* _PROMPT_
Please transcribe the listing below in full and word for word, without its pictures.

* _DATASET_
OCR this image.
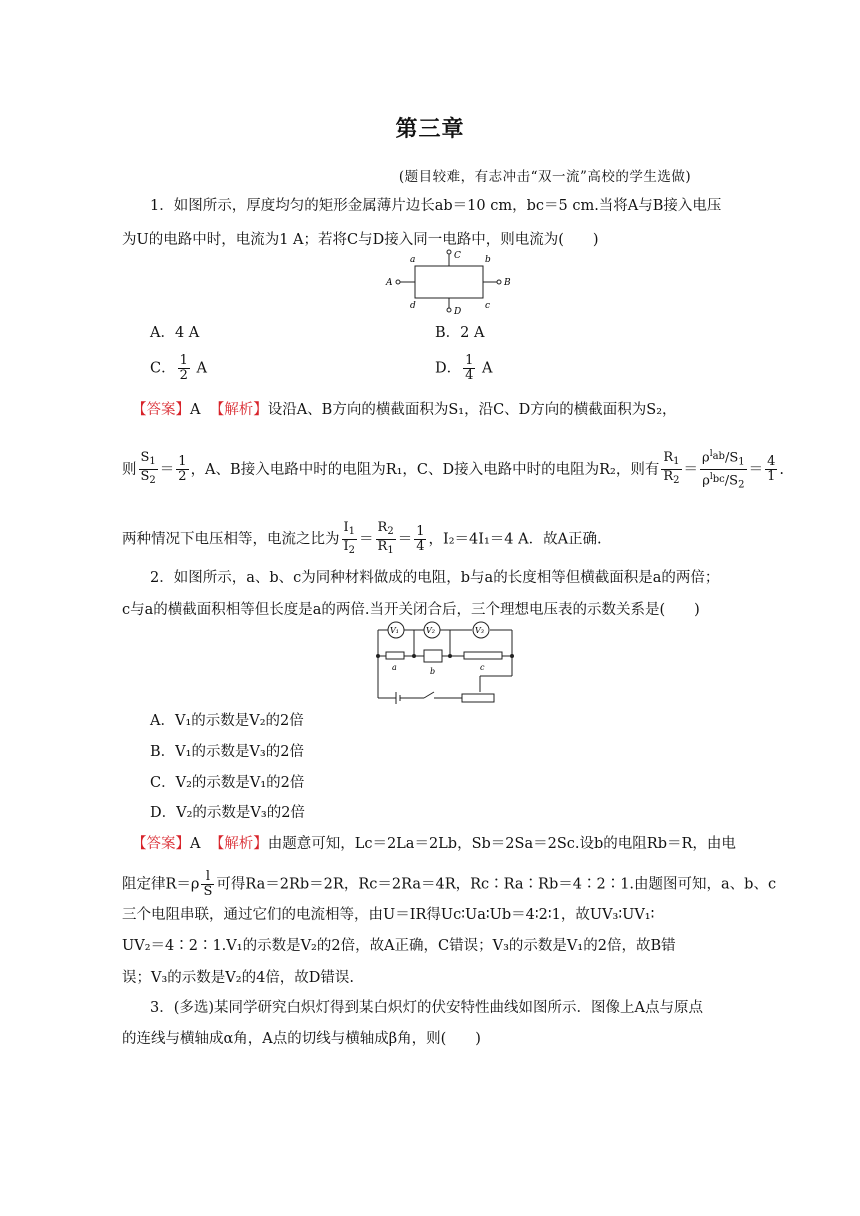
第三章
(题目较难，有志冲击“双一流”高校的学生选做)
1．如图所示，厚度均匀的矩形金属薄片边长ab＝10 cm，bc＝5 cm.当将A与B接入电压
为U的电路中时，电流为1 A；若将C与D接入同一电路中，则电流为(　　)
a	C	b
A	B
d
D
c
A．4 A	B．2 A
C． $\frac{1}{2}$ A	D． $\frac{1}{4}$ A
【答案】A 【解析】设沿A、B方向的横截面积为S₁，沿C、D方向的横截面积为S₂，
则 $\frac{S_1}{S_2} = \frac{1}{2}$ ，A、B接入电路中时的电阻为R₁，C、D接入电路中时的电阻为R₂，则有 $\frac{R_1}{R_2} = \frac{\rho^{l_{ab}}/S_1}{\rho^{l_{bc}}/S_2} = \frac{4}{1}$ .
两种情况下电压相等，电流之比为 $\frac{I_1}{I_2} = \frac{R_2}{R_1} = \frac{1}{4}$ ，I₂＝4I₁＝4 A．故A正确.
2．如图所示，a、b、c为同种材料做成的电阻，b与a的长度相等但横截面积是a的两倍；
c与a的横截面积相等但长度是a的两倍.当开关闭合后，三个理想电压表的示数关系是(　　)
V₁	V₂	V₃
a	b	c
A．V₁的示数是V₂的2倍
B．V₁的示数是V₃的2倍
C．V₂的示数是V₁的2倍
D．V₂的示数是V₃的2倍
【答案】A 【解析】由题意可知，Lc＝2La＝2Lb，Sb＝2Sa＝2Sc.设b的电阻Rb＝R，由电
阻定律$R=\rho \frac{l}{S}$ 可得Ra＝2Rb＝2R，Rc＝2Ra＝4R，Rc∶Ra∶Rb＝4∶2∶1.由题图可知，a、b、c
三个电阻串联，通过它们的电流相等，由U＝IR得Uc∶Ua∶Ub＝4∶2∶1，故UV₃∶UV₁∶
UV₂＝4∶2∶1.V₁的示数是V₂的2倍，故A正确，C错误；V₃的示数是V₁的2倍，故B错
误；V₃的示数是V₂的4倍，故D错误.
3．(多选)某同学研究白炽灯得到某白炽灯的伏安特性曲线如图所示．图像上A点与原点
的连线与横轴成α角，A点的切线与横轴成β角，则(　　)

* _EXERCISE SOLUTION_
OCR this image.
第三章
(题目较难，有志冲击“双一流”高校的学生选做)
1．如图所示，厚度均匀的矩形金属薄片边长ab＝10 cm，bc＝5 cm.当将A与B接入电压
为U的电路中时，电流为1 A；若将C与D接入同一电路中，则电流为(　　)
a	C	b
A	B
d
D
c
A．4 A	B．2 A
C． $\frac{1}{2}$ A	D． $\frac{1}{4}$ A
【答案】A 【解析】设沿A、B方向的横截面积为S₁，沿C、D方向的横截面积为S₂，
则 $\frac{S_1}{S_2} = \frac{1}{2}$ ，A、B接入电路中时的电阻为R₁，C、D接入电路中时的电阻为R₂，则有 $\frac{R_1}{R_2} = \frac{\rho^{l_{ab}}/S_1}{\rho^{l_{bc}}/S_2} = \frac{4}{1}$ .
两种情况下电压相等，电流之比为 $\frac{I_1}{I_2} = \frac{R_2}{R_1} = \frac{1}{4}$ ，I₂＝4I₁＝4 A．故A正确.
2．如图所示，a、b、c为同种材料做成的电阻，b与a的长度相等但横截面积是a的两倍；
c与a的横截面积相等但长度是a的两倍.当开关闭合后，三个理想电压表的示数关系是(　　)
V₁	V₂	V₃
a	b	c
A．V₁的示数是V₂的2倍
B．V₁的示数是V₃的2倍
C．V₂的示数是V₁的2倍
D．V₂的示数是V₃的2倍
【答案】A 【解析】由题意可知，Lc＝2La＝2Lb，Sb＝2Sa＝2Sc.设b的电阻Rb＝R，由电
阻定律$R=\rho \frac{l}{S}$ 可得Ra＝2Rb＝2R，Rc＝2Ra＝4R，Rc∶Ra∶Rb＝4∶2∶1.由题图可知，a、b、c
三个电阻串联，通过它们的电流相等，由U＝IR得Uc∶Ua∶Ub＝4∶2∶1，故UV₃∶UV₁∶
UV₂＝4∶2∶1.V₁的示数是V₂的2倍，故A正确，C错误；V₃的示数是V₁的2倍，故B错
误；V₃的示数是V₂的4倍，故D错误.
3．(多选)某同学研究白炽灯得到某白炽灯的伏安特性曲线如图所示．图像上A点与原点
的连线与横轴成α角，A点的切线与横轴成β角，则(　　)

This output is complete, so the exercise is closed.